> _Task goal_
Quote the lines of the material from the one containing "402, 64, 413]" through the one containing "445, 160, 452]", inclusive, and reproduce only those lines.

--- Start Record extracts ---

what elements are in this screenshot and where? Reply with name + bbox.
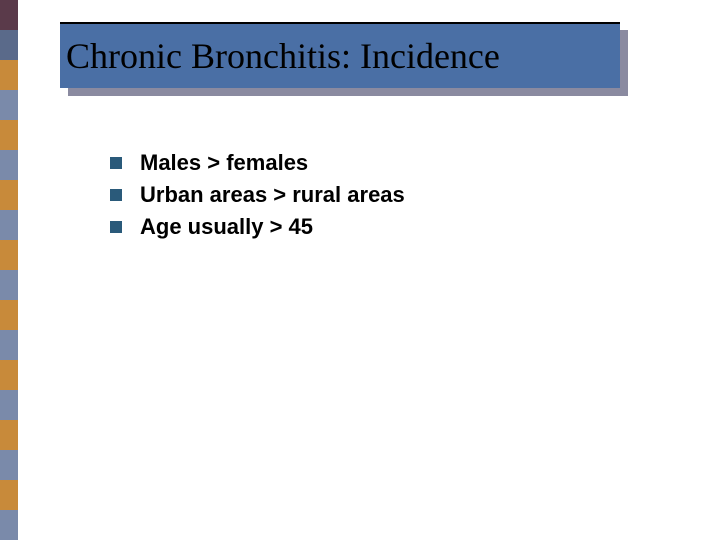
stripe-segment xyxy=(0,90,18,120)
stripe-segment xyxy=(0,420,18,450)
bullet-square-icon xyxy=(110,157,122,169)
bullet-text: Urban areas > rural areas xyxy=(140,182,405,208)
stripe-segment xyxy=(0,450,18,480)
stripe-segment xyxy=(0,180,18,210)
stripe-segment xyxy=(0,390,18,420)
stripe-segment xyxy=(0,480,18,510)
stripe-segment xyxy=(0,150,18,180)
slide-title: Chronic Bronchitis: Incidence xyxy=(66,35,500,77)
bullet-text: Males > females xyxy=(140,150,308,176)
list-item: Urban areas > rural areas xyxy=(110,182,405,208)
stripe-segment xyxy=(0,120,18,150)
bullet-square-icon xyxy=(110,221,122,233)
stripe-segment xyxy=(0,360,18,390)
stripe-segment xyxy=(0,30,18,60)
stripe-segment xyxy=(0,240,18,270)
stripe-segment xyxy=(0,270,18,300)
side-stripe-bar xyxy=(0,0,18,540)
stripe-segment xyxy=(0,60,18,90)
bullet-list: Males > females Urban areas > rural areas… xyxy=(110,150,405,246)
stripe-segment xyxy=(0,510,18,540)
list-item: Males > females xyxy=(110,150,405,176)
stripe-segment xyxy=(0,210,18,240)
bullet-text: Age usually > 45 xyxy=(140,214,313,240)
stripe-segment xyxy=(0,300,18,330)
list-item: Age usually > 45 xyxy=(110,214,405,240)
title-box: Chronic Bronchitis: Incidence xyxy=(60,22,620,88)
bullet-square-icon xyxy=(110,189,122,201)
stripe-segment xyxy=(0,330,18,360)
stripe-segment xyxy=(0,0,18,30)
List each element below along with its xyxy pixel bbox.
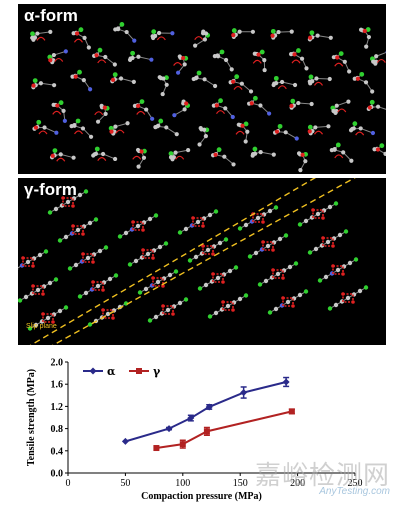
y-tick-label: 1.2	[51, 402, 64, 413]
legend-marker	[136, 368, 142, 374]
alpha-form-title: α-form	[24, 6, 78, 25]
gamma-molecules	[18, 189, 369, 331]
x-tick-label: 250	[348, 478, 363, 489]
y-tick-label: 2.0	[51, 358, 64, 369]
chart-canvas: 0 50 100 150 200 250 0.0 0.4 0.8 1.2 1.6 2.0 Compact…	[26, 358, 363, 503]
series-gamma	[153, 408, 295, 452]
data-point	[282, 378, 290, 386]
series-line	[156, 410, 293, 450]
x-tick-label: 50	[120, 478, 130, 489]
data-point	[288, 408, 295, 415]
data-point	[240, 389, 248, 397]
tensile-strength-chart: 0 50 100 150 200 250 0.0 0.4 0.8 1.2 1.6 2.0 Compact…	[0, 350, 400, 507]
slip-plane-lines	[29, 178, 356, 345]
y-axis-label: Tensile strength (MPa)	[26, 369, 37, 466]
data-point	[205, 403, 213, 411]
data-point	[121, 437, 129, 445]
x-axis-label: Compaction pressure (MPa)	[141, 491, 262, 502]
series-line	[125, 381, 287, 443]
y-tick-label: 0.8	[51, 424, 64, 435]
data-point	[165, 425, 173, 433]
data-point	[179, 441, 186, 448]
legend-marker	[89, 367, 97, 375]
alpha-form-crystal-panel: α-form	[18, 4, 386, 174]
alpha-crystal-structure-image	[30, 22, 386, 173]
chart-axes: 0 50 100 150 200 250 0.0 0.4 0.8 1.2 1.6 2.0	[51, 358, 363, 490]
data-point	[153, 445, 160, 452]
x-tick-label: 100	[175, 478, 190, 489]
slip-plane-label: Slip plane	[26, 323, 57, 330]
x-tick-label: 200	[290, 478, 305, 489]
series-alpha	[121, 376, 290, 445]
legend-label: γ	[153, 365, 161, 378]
y-tick-label: 0.4	[51, 446, 64, 457]
gamma-form-title: γ-form	[24, 180, 77, 199]
slip-plane-line-lower	[51, 178, 356, 345]
y-tick-label: 1.6	[51, 380, 64, 391]
gamma-crystal-structure-image	[18, 178, 369, 345]
x-tick-label: 0	[66, 478, 71, 489]
alpha-molecules	[30, 22, 386, 173]
y-tick-label: 0.0	[51, 469, 64, 480]
data-point	[203, 428, 210, 435]
legend-label: α	[107, 365, 116, 378]
x-tick-label: 150	[233, 478, 248, 489]
slip-plane-line-upper	[29, 178, 316, 345]
data-point	[187, 414, 195, 422]
gamma-form-crystal-panel: γ-form Slip plane	[18, 178, 386, 345]
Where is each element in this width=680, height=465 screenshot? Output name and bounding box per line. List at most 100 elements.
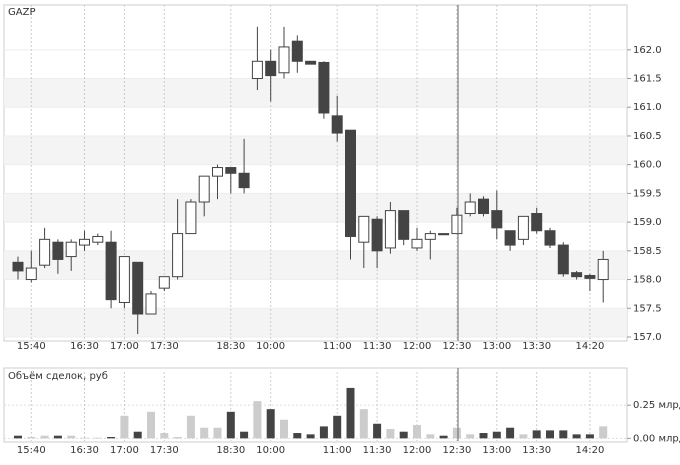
- candle-body: [411, 238, 423, 249]
- candle-body: [39, 238, 51, 266]
- volume-bar: [439, 435, 448, 439]
- candle-body: [504, 230, 516, 246]
- volume-bar: [80, 437, 89, 439]
- x-tick-label: 17:30: [150, 341, 179, 352]
- x-tick-label: 17:30: [150, 445, 179, 456]
- candle-body: [464, 201, 476, 214]
- candle-body: [118, 256, 130, 304]
- x-tick-label: 18:30: [216, 445, 245, 456]
- candle-body: [198, 175, 210, 203]
- candle-body: [571, 272, 583, 278]
- candle-body: [238, 172, 250, 189]
- volume-bar: [293, 433, 302, 439]
- volume-bar: [585, 434, 594, 439]
- x-tick-label: 13:30: [522, 445, 551, 456]
- candle-body: [584, 275, 596, 279]
- volume-bar: [266, 409, 275, 439]
- candle-body: [105, 241, 117, 301]
- y-tick-label: 157.5: [633, 303, 662, 314]
- candle-body: [92, 235, 104, 243]
- volume-bar: [413, 425, 421, 439]
- volume-bar: [160, 433, 169, 439]
- volume-bar: [27, 437, 36, 439]
- candle-body: [345, 129, 356, 237]
- y-tick-label: 161.0: [633, 102, 662, 113]
- chart-title: GAZP: [8, 7, 35, 18]
- y-tick-label: 158.5: [633, 246, 662, 257]
- candle-body: [597, 258, 609, 281]
- candle-body: [12, 261, 24, 272]
- candle-body: [265, 60, 277, 77]
- volume-bar: [599, 426, 608, 439]
- candle-body: [185, 201, 197, 235]
- candle-body: [517, 215, 529, 240]
- volume-bar: [519, 434, 528, 439]
- volume-bar: [506, 427, 515, 439]
- y-tick-label: 158.0: [633, 275, 662, 286]
- y-tick-label: 159.5: [633, 188, 662, 199]
- volume-bar: [173, 437, 182, 439]
- volume-bar: [186, 415, 195, 439]
- x-tick-label: 17:00: [110, 445, 139, 456]
- x-tick-label: 11:30: [363, 341, 392, 352]
- volume-bar: [53, 435, 62, 439]
- price-panel: [3, 4, 628, 342]
- volume-bar: [226, 411, 235, 439]
- y-tick-label: 161.5: [633, 74, 662, 85]
- volume-bar: [359, 409, 368, 439]
- y-tick-label: 160.5: [633, 131, 662, 142]
- grid-band: [4, 135, 627, 165]
- volume-bar: [319, 426, 328, 439]
- candle-body: [398, 210, 410, 240]
- x-tick-label: 12:00: [403, 341, 432, 352]
- volume-bar: [546, 430, 554, 439]
- candle-body: [331, 115, 343, 134]
- candle-body: [305, 60, 317, 65]
- volume-bar: [14, 435, 22, 439]
- x-tick-label: 16:30: [70, 445, 99, 456]
- candle-body: [358, 215, 370, 243]
- x-tick-label: 10:00: [256, 341, 285, 352]
- candle-body: [145, 293, 157, 315]
- candle-body: [251, 60, 263, 80]
- grid-band: [4, 308, 627, 337]
- candle-body: [79, 238, 90, 246]
- volume-bar: [386, 429, 395, 439]
- y-tick-label: 0.25 млрд: [633, 400, 680, 411]
- grid-band: [4, 250, 627, 280]
- volume-bar: [40, 435, 49, 439]
- x-tick-label: 13:30: [522, 341, 551, 352]
- candle-body: [384, 210, 396, 249]
- volume-bar: [492, 431, 501, 439]
- candle-body: [158, 276, 170, 289]
- candle-body: [65, 241, 77, 258]
- x-tick-label: 16:30: [70, 341, 99, 352]
- volume-title: Объём сделок, руб: [8, 371, 108, 382]
- volume-bar: [240, 431, 249, 439]
- candle-body: [318, 61, 330, 114]
- candle-body: [557, 244, 569, 275]
- volume-bar: [120, 415, 129, 439]
- volume-bar: [200, 427, 209, 439]
- volume-bar: [280, 419, 288, 439]
- volume-bar: [107, 437, 116, 439]
- y-tick-label: 160.0: [633, 160, 662, 171]
- x-tick-label: 10:00: [256, 445, 285, 456]
- volume-bar: [466, 434, 475, 439]
- y-tick-label: 159.0: [633, 217, 662, 228]
- x-tick-label: 17:00: [110, 341, 139, 352]
- volume-panel: [3, 367, 628, 443]
- volume-bar: [479, 433, 488, 439]
- x-tick-label: 15:40: [17, 445, 46, 456]
- candle-body: [544, 230, 556, 246]
- volume-bar: [253, 401, 262, 439]
- candle-body: [291, 40, 303, 62]
- candle-body: [371, 218, 383, 252]
- volume-bar: [532, 430, 541, 439]
- candle-body: [478, 198, 489, 214]
- x-tick-label: 13:00: [482, 445, 511, 456]
- volume-bar: [93, 437, 102, 439]
- candle-body: [132, 261, 144, 315]
- y-tick-label: 157.0: [633, 332, 662, 343]
- x-tick-label: 18:30: [216, 341, 245, 352]
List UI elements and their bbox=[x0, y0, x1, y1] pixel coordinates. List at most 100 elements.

--- End Record extracts ---

> _The answer_
y-tick-label: 1.2	[51, 402, 64, 413]
legend-marker	[136, 368, 142, 374]
alpha-form-title: α-form	[24, 6, 78, 25]
gamma-molecules	[18, 189, 369, 331]
x-tick-label: 250	[348, 478, 363, 489]
y-tick-label: 2.0	[51, 358, 64, 369]
chart-canvas: 0 50 100 150 200 250 0.0 0.4 0.8 1.2 1.6 2.0 Compact…	[26, 358, 363, 503]
series-gamma	[153, 408, 295, 452]
data-point	[282, 378, 290, 386]
series-line	[156, 410, 293, 450]
x-tick-label: 50	[120, 478, 130, 489]
data-point	[288, 408, 295, 415]
data-point	[240, 389, 248, 397]
tensile-strength-chart: 0 50 100 150 200 250 0.0 0.4 0.8 1.2 1.6 2.0 Compact…	[0, 350, 400, 507]
slip-plane-lines	[29, 178, 356, 345]
y-axis-label: Tensile strength (MPa)	[26, 369, 37, 466]
data-point	[205, 403, 213, 411]
data-point	[121, 437, 129, 445]
x-axis-label: Compaction pressure (MPa)	[141, 491, 262, 502]
series-line	[125, 381, 287, 443]
y-tick-label: 0.8	[51, 424, 64, 435]
data-point	[165, 425, 173, 433]
data-point	[179, 441, 186, 448]
legend-marker	[89, 367, 97, 375]
alpha-form-crystal-panel: α-form	[18, 4, 386, 174]
alpha-crystal-structure-image	[30, 22, 386, 173]
chart-axes: 0 50 100 150 200 250 0.0 0.4 0.8 1.2 1.6 2.0	[51, 358, 363, 490]
data-point	[153, 445, 160, 452]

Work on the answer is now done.